_WHAT THE TASK ASKS:_
Which lines include the word "title"? Copy each of them.
--- SUPPLIED MATERIAL ---
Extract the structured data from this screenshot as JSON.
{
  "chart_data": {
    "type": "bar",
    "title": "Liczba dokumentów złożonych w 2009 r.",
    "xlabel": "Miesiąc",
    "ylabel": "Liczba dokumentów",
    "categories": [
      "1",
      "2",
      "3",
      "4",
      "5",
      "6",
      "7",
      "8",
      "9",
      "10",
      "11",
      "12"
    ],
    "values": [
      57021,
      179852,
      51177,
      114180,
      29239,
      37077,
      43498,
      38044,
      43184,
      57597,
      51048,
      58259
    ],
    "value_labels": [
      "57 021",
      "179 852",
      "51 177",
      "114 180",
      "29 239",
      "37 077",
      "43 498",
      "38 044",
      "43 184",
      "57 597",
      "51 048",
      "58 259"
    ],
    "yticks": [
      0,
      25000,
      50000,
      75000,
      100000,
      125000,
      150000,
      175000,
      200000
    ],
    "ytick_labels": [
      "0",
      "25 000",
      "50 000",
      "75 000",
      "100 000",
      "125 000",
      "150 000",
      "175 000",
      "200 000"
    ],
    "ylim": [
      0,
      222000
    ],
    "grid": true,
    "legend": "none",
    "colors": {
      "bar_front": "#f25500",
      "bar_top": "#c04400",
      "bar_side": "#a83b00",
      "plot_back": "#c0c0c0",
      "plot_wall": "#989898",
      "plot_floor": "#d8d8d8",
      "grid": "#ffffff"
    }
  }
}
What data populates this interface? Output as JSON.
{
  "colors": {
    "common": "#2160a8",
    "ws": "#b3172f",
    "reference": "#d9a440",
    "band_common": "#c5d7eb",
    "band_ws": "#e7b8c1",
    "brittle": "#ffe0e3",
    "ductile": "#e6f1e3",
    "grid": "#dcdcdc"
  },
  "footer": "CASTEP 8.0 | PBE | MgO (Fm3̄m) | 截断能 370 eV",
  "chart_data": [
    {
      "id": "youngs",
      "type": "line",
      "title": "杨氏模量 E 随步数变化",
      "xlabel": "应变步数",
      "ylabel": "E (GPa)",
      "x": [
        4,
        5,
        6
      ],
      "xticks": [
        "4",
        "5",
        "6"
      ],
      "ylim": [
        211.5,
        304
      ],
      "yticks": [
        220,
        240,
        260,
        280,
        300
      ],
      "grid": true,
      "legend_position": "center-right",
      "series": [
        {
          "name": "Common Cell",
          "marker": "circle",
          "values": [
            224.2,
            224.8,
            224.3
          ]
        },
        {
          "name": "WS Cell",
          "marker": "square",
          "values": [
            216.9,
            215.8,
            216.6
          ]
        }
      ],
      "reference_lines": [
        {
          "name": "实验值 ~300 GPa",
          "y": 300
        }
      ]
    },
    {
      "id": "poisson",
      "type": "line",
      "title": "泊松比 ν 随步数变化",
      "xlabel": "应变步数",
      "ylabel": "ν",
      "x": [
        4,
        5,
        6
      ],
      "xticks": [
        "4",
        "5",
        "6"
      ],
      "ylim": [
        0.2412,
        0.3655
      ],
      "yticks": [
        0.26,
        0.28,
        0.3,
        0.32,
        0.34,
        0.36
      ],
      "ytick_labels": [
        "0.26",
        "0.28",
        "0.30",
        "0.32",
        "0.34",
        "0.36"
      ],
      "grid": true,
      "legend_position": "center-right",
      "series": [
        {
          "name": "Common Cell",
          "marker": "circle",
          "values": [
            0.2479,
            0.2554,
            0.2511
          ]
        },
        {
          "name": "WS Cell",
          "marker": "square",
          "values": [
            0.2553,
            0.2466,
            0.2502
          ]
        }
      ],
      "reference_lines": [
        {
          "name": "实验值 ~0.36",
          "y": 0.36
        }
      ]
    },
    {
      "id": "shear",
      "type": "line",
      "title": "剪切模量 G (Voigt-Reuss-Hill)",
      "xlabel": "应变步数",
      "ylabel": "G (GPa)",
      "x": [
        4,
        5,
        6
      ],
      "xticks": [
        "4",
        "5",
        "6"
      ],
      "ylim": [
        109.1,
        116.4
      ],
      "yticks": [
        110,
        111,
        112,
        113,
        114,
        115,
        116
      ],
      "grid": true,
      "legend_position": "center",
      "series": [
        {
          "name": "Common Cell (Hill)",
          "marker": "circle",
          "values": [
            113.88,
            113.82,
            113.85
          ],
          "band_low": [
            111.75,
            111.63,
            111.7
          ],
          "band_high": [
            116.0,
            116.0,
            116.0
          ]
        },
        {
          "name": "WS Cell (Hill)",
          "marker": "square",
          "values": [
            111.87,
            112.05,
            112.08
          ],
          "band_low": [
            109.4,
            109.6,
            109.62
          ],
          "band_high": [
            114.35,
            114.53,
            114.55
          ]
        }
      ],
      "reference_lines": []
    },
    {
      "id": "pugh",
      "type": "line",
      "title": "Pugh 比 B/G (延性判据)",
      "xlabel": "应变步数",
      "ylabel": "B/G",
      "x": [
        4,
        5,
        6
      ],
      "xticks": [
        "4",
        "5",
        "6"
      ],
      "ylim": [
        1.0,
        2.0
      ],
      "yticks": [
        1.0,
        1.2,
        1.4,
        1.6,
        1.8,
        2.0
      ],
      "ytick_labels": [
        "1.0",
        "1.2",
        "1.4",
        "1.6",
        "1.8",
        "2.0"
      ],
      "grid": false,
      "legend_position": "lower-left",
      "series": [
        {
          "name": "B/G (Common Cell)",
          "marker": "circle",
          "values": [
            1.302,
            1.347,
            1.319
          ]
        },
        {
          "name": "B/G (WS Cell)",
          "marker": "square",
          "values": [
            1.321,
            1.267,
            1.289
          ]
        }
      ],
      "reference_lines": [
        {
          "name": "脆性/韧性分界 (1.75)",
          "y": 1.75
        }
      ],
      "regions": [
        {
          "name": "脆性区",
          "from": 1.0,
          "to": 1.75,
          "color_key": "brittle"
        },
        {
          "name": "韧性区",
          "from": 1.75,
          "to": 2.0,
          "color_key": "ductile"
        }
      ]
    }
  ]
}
---
_TASK ANSWER:_
    "title": "Liczba dokumentów złożonych w 2009 r.",
      "title": "杨氏模量 E 随步数变化",
      "title": "泊松比 ν 随步数变化",
      "title": "剪切模量 G (Voigt-Reuss-Hill)",
      "title": "Pugh 比 B/G (延性判据)",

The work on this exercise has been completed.